▶ _THE REQUEST_
How many of the lines contain the string "JSON"? Give the number, with no other words.

▶ _RECORDS FOR THIS TASK_
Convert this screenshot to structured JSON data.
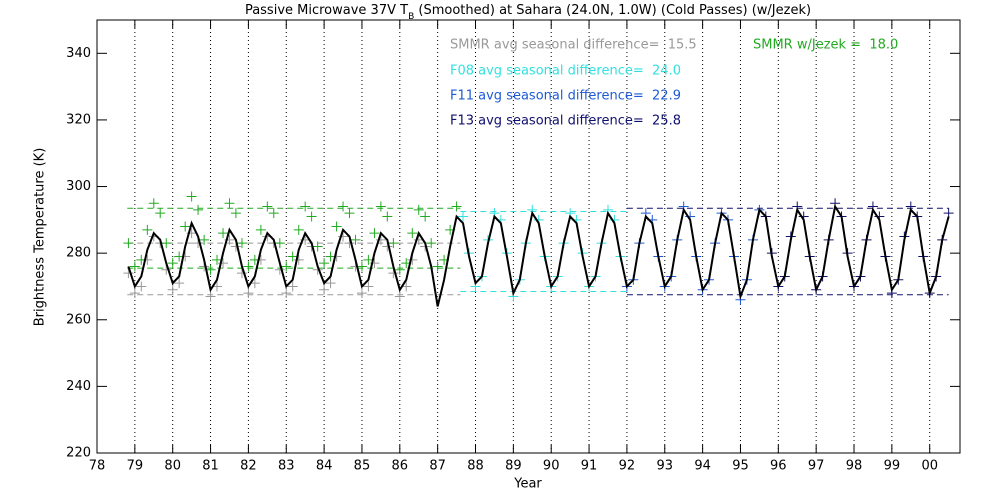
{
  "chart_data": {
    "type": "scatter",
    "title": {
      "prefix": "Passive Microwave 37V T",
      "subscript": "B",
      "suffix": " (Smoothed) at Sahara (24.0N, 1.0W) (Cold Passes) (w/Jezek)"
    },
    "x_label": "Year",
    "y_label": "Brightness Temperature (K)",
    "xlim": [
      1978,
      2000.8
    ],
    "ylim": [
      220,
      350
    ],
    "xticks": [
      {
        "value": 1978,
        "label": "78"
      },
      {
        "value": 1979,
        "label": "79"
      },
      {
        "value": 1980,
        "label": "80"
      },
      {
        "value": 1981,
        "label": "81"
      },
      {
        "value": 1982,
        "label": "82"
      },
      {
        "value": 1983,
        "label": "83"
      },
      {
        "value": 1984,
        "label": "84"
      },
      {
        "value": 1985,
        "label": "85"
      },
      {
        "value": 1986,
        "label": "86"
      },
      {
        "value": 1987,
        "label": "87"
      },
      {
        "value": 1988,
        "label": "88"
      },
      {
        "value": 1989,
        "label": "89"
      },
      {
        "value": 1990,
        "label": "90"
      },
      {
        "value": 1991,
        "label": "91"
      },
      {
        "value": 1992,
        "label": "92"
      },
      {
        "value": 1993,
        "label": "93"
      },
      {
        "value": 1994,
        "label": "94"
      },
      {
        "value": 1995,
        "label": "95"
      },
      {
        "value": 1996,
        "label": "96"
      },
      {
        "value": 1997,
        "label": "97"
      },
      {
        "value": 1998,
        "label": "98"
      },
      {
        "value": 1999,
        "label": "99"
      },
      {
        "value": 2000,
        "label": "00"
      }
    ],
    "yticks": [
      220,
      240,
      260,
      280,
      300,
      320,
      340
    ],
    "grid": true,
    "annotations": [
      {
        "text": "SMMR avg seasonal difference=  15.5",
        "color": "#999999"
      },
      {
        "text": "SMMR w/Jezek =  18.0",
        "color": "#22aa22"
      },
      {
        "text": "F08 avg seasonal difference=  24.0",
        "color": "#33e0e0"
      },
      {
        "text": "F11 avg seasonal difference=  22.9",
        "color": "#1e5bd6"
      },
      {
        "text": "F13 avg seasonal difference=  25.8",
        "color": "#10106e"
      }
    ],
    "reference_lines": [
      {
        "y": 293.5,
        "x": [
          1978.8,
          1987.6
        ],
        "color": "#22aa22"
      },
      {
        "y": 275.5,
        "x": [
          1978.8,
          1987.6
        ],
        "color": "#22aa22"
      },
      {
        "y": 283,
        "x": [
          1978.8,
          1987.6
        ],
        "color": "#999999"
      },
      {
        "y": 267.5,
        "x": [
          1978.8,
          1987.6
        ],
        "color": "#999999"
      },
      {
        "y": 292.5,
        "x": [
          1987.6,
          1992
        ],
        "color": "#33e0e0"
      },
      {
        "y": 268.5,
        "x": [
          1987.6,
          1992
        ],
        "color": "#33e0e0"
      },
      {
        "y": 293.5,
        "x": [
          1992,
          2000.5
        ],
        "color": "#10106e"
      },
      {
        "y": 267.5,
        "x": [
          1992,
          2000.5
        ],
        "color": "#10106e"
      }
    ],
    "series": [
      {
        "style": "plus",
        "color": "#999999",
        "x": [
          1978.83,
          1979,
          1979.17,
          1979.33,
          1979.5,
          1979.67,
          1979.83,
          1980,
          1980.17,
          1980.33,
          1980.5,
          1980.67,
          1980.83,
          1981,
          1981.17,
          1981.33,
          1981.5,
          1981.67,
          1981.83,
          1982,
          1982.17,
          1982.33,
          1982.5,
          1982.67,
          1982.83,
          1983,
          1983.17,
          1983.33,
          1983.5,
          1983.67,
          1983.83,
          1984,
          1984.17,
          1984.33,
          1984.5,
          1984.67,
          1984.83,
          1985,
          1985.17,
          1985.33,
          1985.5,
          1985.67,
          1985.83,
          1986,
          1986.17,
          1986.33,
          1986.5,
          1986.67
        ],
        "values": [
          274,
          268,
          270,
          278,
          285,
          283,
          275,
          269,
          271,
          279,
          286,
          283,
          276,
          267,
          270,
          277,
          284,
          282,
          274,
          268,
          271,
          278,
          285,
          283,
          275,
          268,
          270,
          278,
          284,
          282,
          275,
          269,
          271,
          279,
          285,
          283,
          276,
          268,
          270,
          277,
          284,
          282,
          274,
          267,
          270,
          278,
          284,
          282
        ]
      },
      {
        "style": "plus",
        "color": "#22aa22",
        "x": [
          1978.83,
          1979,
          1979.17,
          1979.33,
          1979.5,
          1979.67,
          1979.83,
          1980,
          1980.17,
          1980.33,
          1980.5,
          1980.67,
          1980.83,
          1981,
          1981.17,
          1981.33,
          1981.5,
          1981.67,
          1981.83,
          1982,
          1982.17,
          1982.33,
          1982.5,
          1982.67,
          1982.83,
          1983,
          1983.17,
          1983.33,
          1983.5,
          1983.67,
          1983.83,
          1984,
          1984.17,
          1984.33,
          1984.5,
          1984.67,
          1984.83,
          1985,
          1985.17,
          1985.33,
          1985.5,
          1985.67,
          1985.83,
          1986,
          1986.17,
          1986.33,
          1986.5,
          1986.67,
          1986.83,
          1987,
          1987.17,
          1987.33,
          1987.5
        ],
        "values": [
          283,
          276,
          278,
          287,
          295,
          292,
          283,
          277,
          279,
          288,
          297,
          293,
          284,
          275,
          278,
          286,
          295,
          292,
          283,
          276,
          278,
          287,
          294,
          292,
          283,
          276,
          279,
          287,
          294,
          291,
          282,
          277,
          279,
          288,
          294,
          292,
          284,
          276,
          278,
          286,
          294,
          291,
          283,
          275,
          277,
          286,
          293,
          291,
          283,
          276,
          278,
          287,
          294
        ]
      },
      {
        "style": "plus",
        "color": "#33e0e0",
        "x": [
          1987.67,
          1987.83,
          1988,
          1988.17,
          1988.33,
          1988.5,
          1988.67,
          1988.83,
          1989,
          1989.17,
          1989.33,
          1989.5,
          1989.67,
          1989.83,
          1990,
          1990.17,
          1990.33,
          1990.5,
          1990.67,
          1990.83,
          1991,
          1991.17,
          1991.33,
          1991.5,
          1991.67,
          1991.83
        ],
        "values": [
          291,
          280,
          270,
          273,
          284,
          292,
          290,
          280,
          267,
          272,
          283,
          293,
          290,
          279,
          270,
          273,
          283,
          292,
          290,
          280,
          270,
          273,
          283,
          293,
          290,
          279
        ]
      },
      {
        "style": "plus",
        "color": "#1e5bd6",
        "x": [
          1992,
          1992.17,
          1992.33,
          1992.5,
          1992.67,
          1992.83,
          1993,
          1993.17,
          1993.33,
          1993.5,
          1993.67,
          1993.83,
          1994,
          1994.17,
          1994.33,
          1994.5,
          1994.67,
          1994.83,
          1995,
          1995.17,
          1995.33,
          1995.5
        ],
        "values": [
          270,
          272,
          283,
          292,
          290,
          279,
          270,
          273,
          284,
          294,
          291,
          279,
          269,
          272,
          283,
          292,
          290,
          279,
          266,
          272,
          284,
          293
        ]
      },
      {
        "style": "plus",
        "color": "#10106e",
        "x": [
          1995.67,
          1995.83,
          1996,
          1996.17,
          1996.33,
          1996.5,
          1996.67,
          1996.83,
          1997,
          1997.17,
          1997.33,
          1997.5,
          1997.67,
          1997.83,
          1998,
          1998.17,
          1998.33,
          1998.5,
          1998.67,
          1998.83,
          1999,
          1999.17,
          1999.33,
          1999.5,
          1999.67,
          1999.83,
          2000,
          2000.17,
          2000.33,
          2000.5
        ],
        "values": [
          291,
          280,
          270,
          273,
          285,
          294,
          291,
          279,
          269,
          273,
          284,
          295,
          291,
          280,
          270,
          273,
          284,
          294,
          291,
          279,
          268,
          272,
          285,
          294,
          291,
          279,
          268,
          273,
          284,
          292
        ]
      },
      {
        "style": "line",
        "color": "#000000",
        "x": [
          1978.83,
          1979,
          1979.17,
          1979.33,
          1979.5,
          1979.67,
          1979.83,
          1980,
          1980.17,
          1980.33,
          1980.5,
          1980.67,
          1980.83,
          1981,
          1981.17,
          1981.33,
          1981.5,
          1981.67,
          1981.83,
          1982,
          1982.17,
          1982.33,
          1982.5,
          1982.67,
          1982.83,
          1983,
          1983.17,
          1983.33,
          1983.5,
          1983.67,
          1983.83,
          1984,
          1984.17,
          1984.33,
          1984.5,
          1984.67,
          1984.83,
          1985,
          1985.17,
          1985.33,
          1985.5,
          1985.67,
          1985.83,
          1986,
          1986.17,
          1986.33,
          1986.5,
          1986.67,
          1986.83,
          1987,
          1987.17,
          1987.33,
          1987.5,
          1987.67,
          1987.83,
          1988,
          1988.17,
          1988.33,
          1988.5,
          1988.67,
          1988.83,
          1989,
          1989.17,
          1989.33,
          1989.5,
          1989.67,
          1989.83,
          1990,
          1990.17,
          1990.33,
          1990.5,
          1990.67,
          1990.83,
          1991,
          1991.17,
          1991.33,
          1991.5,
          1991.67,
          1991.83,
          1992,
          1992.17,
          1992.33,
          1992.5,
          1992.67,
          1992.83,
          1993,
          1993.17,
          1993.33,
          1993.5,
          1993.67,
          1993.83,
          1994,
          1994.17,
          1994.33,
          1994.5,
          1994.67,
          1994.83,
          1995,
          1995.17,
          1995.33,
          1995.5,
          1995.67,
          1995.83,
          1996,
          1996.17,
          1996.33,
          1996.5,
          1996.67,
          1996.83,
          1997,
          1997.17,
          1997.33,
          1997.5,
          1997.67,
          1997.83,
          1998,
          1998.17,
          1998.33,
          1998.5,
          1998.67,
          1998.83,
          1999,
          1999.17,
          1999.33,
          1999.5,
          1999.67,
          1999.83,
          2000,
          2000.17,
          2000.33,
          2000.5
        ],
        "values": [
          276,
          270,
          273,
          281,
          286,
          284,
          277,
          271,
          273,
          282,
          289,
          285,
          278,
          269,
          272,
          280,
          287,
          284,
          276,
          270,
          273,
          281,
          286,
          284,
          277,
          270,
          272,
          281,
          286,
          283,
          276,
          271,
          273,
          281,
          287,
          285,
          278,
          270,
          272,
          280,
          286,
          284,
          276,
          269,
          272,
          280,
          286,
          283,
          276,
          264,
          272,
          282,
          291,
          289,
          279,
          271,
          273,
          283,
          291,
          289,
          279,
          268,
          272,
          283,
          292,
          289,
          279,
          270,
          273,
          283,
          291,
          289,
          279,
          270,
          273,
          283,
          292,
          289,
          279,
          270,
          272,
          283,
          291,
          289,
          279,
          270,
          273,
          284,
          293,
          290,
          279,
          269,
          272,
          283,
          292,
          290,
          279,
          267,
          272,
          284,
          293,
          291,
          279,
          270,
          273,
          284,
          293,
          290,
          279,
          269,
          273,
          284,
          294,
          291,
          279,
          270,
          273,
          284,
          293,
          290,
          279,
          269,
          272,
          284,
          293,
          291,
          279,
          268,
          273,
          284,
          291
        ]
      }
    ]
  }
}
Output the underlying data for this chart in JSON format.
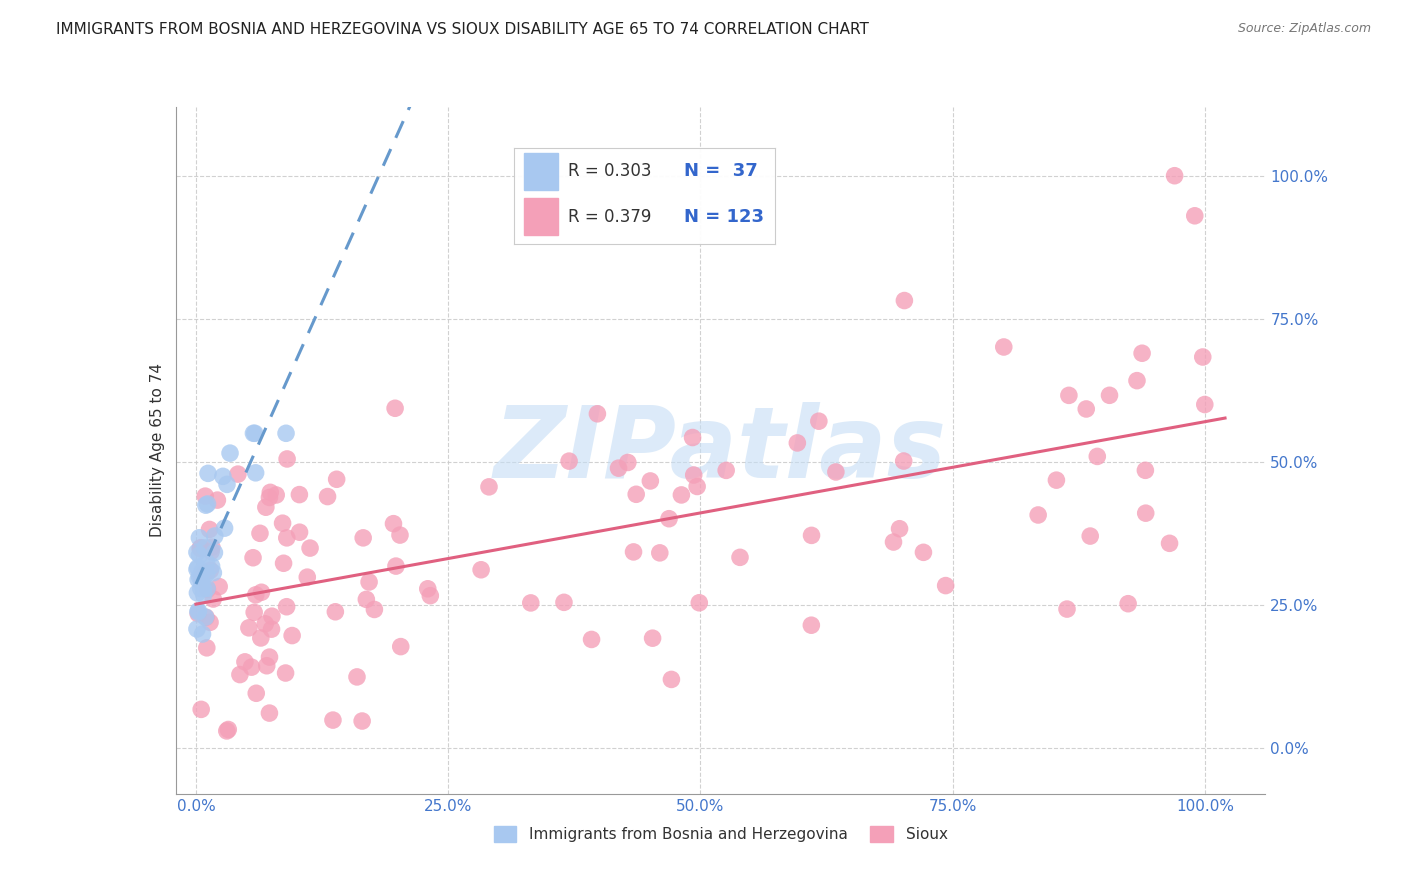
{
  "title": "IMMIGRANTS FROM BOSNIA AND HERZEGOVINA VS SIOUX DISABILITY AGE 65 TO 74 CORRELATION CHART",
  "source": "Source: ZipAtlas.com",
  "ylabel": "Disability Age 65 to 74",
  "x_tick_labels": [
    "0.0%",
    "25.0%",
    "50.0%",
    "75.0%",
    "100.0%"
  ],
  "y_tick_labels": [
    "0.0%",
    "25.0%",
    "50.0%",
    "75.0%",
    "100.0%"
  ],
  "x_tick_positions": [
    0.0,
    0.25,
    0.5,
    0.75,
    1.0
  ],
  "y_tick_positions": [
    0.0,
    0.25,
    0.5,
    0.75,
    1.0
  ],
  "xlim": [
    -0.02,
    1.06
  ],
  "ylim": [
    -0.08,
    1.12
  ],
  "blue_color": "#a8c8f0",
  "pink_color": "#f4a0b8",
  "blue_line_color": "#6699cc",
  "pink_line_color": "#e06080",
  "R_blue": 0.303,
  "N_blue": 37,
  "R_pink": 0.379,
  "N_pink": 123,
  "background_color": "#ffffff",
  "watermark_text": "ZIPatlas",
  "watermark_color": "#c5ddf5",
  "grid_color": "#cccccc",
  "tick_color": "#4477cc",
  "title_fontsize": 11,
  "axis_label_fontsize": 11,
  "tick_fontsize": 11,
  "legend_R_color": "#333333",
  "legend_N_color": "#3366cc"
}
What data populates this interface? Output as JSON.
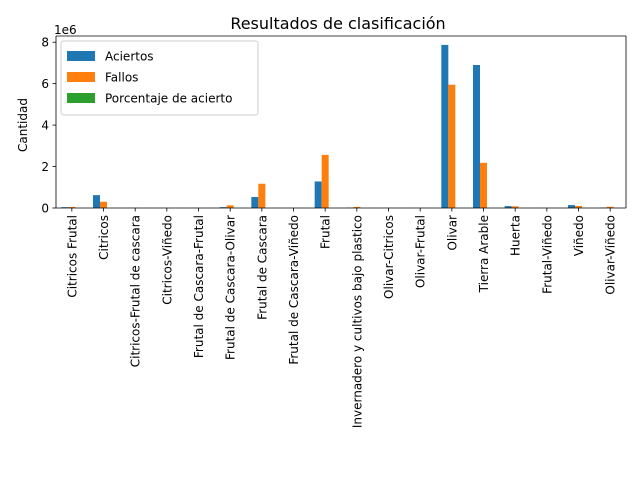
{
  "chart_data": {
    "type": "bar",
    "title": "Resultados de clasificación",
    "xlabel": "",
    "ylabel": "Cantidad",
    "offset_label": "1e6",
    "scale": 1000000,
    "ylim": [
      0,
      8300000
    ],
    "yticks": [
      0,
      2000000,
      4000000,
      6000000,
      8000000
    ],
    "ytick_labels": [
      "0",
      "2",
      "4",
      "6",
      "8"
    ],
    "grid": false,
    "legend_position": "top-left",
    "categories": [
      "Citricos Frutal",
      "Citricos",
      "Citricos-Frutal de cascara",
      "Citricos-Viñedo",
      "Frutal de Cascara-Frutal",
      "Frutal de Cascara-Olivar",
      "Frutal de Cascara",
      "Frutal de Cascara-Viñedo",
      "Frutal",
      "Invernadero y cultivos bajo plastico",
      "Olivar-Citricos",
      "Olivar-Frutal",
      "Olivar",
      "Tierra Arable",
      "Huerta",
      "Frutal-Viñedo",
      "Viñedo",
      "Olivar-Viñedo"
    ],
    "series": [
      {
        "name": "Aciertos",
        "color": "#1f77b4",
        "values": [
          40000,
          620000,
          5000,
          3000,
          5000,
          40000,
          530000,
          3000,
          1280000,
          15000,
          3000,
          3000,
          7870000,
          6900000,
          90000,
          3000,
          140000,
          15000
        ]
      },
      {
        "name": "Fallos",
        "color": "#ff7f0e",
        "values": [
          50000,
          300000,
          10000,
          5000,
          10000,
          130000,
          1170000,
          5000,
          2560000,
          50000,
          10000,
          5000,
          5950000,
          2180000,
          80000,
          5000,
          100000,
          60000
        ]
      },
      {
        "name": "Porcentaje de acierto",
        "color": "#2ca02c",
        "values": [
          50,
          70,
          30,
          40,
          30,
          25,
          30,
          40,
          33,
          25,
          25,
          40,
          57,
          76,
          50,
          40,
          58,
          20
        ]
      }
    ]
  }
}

▶ _EXERCISE ANSWER_
3